▶ _Dataset extract_
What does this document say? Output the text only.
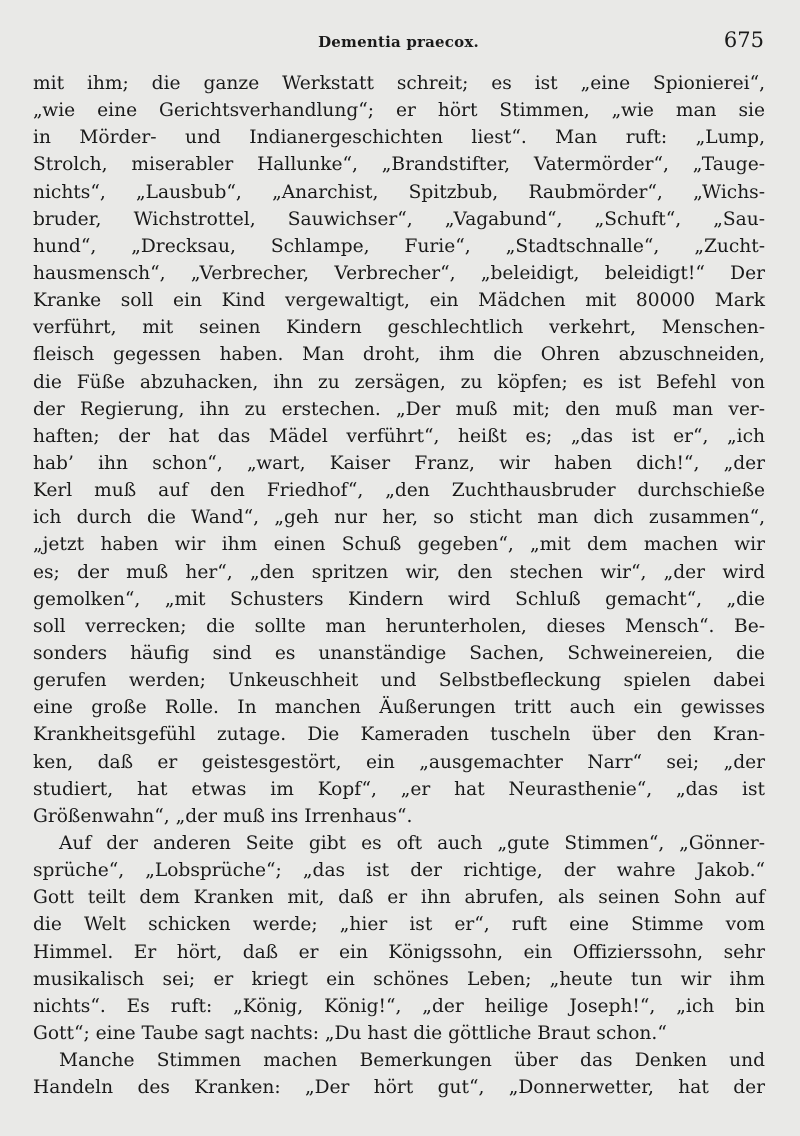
Dementia praecox.	675
mit ihm; die ganze Werkstatt schreit; es ist „eine Spionierei“,
„wie eine Gerichtsverhandlung“; er hört Stimmen, „wie man sie
in Mörder- und Indianergeschichten liest“. Man ruft: „Lump,
Strolch, miserabler Hallunke“, „Brandstifter, Vatermörder“, „Tauge-
nichts“, „Lausbub“, „Anarchist, Spitzbub, Raubmörder“, „Wichs-
bruder, Wichstrottel, Sauwichser“, „Vagabund“, „Schuft“, „Sau-
hund“, „Drecksau, Schlampe, Furie“, „Stadtschnalle“, „Zucht-
hausmensch“, „Verbrecher, Verbrecher“, „beleidigt, beleidigt!“ Der
Kranke soll ein Kind vergewaltigt, ein Mädchen mit 80000 Mark
verführt, mit seinen Kindern geschlechtlich verkehrt, Menschen-
fleisch gegessen haben. Man droht, ihm die Ohren abzuschneiden,
die Füße abzuhacken, ihn zu zersägen, zu köpfen; es ist Befehl von
der Regierung, ihn zu erstechen. „Der muß mit; den muß man ver-
haften; der hat das Mädel verführt“, heißt es; „das ist er“, „ich
hab’ ihn schon“, „wart, Kaiser Franz, wir haben dich!“, „der
Kerl muß auf den Friedhof“, „den Zuchthausbruder durchschieße
ich durch die Wand“, „geh nur her, so sticht man dich zusammen“,
„jetzt haben wir ihm einen Schuß gegeben“, „mit dem machen wir
es; der muß her“, „den spritzen wir, den stechen wir“, „der wird
gemolken“, „mit Schusters Kindern wird Schluß gemacht“, „die
soll verrecken; die sollte man herunterholen, dieses Mensch“. Be-
sonders häufig sind es unanständige Sachen, Schweinereien, die
gerufen werden; Unkeuschheit und Selbstbefleckung spielen dabei
eine große Rolle. In manchen Äußerungen tritt auch ein gewisses
Krankheitsgefühl zutage. Die Kameraden tuscheln über den Kran-
ken, daß er geistesgestört, ein „ausgemachter Narr“ sei; „der
studiert, hat etwas im Kopf“, „er hat Neurasthenie“, „das ist
Größenwahn“, „der muß ins Irrenhaus“.
Auf der anderen Seite gibt es oft auch „gute Stimmen“, „Gönner-
sprüche“, „Lobsprüche“; „das ist der richtige, der wahre Jakob.“
Gott teilt dem Kranken mit, daß er ihn abrufen, als seinen Sohn auf
die Welt schicken werde; „hier ist er“, ruft eine Stimme vom
Himmel. Er hört, daß er ein Königssohn, ein Offizierssohn, sehr
musikalisch sei; er kriegt ein schönes Leben; „heute tun wir ihm
nichts“. Es ruft: „König, König!“, „der heilige Joseph!“, „ich bin
Gott“; eine Taube sagt nachts: „Du hast die göttliche Braut schon.“
Manche Stimmen machen Bemerkungen über das Denken und
Handeln des Kranken: „Der hört gut“, „Donnerwetter, hat der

▶ _What you need to do_
Lines from the records above that hold "Kranken" are the ones to list.

▶ _Exercise result_
Gott teilt dem Kranken mit, daß er ihn abrufen, als seinen Sohn auf
Handeln des Kranken: „Der hört gut“, „Donnerwetter, hat der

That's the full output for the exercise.